-- Information provided start --

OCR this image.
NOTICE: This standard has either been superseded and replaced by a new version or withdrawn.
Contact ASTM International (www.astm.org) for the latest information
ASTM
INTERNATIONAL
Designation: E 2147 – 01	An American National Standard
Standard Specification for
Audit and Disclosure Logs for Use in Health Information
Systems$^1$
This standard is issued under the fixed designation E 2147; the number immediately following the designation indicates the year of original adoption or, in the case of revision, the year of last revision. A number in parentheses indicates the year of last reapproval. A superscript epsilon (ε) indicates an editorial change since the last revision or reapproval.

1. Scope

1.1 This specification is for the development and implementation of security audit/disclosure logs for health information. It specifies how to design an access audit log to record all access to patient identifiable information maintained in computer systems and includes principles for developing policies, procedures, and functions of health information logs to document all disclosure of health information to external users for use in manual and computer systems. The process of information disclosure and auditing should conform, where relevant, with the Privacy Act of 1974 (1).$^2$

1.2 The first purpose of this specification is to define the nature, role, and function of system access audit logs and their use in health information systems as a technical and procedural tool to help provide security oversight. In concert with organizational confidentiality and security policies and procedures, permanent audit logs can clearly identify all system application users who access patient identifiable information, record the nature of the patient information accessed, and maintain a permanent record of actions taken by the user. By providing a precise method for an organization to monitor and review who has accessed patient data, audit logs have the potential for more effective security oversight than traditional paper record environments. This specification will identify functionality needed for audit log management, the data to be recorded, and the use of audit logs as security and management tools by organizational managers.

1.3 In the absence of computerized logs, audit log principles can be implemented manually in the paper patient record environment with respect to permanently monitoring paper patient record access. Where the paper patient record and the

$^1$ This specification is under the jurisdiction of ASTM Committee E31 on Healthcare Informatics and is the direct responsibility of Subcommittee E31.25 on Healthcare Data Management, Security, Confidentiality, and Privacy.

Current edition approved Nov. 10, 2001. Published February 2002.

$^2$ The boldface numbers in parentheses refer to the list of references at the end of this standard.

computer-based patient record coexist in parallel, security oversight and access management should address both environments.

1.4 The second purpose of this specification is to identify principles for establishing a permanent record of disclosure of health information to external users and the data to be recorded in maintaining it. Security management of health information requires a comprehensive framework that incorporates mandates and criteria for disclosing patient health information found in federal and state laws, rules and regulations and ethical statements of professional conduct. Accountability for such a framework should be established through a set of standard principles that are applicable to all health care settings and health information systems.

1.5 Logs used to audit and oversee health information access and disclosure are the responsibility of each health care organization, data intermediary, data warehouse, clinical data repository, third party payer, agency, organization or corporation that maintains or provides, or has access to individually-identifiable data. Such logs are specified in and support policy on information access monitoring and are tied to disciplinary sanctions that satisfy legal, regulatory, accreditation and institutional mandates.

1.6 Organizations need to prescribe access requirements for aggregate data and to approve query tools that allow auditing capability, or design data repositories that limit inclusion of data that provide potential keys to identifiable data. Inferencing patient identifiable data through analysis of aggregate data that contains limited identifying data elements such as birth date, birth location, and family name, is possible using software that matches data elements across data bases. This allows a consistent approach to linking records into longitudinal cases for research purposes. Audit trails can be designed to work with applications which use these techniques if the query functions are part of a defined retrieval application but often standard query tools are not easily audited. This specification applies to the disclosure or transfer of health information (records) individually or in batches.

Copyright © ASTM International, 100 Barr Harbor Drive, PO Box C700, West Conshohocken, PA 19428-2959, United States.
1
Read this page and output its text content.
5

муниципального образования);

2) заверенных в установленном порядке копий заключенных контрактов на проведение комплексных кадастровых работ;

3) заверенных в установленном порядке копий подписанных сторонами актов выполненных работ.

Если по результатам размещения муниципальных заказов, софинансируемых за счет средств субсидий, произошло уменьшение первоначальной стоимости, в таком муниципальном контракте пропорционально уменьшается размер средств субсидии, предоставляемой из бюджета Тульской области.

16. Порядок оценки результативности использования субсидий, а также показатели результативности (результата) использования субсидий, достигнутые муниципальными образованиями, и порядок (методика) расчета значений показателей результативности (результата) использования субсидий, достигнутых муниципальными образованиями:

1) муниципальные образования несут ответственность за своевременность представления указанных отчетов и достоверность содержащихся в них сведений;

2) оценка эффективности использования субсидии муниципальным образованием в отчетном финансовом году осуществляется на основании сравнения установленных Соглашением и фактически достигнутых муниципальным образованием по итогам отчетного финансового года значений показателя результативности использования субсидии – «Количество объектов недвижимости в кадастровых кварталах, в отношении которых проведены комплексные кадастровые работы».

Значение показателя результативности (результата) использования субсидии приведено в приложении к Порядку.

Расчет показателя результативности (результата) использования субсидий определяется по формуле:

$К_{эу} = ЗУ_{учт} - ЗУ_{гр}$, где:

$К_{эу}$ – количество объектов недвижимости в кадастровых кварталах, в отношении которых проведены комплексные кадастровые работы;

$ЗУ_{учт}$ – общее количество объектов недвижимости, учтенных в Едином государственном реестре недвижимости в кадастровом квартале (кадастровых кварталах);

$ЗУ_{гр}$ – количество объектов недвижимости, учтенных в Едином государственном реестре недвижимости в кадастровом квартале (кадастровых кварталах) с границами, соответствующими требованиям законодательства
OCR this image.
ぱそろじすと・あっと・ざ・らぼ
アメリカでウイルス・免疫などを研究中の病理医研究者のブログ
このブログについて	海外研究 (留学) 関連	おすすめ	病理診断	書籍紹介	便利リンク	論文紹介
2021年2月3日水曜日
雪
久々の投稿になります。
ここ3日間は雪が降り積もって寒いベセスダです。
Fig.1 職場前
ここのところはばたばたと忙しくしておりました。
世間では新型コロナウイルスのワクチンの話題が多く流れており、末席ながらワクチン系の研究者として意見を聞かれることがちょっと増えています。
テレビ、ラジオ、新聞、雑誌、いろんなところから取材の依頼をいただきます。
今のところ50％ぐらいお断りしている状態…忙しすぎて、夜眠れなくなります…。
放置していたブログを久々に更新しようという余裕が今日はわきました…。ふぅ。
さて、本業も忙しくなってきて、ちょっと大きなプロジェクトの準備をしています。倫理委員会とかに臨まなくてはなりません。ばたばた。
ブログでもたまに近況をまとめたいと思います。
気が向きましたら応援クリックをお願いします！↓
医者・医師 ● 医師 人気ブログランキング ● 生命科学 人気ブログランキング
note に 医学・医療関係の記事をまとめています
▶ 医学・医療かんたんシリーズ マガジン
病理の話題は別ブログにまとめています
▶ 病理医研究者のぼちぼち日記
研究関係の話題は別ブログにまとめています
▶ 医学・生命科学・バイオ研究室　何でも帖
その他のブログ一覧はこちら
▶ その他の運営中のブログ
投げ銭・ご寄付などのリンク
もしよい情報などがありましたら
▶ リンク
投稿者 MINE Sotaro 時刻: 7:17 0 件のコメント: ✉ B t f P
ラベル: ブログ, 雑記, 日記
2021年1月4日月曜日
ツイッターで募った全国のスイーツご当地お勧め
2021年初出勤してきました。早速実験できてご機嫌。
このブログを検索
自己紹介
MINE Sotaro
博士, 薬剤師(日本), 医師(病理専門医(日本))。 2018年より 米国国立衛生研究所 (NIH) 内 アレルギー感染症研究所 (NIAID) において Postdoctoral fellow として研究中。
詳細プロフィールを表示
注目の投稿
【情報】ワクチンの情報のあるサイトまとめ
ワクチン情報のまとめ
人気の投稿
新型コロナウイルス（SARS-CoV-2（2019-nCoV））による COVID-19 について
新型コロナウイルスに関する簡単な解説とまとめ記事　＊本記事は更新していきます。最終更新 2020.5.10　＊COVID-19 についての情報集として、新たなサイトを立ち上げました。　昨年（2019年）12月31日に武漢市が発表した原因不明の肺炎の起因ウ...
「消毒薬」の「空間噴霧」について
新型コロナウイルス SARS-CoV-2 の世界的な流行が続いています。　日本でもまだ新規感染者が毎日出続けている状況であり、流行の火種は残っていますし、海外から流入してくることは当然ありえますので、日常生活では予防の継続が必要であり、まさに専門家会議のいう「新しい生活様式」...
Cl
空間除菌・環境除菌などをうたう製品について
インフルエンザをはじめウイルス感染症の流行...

-- Information provided end --

▶ **Requirements**
Copy every line above that holds the word "SARS".

▶ **Full answer**
新型コロナウイルス（SARS-CoV-2（2019-nCoV））による COVID-19 について
新型コロナウイルス SARS-CoV-2 の世界的な流行が続いています。　日本でもまだ新規感染者が毎日出続けている状況であり、流行の火種は残っていますし、海外から流入してくることは当然ありえますので、日常生活では予防の継続が必要であり、まさに専門家会議のいう「新しい生活様式」...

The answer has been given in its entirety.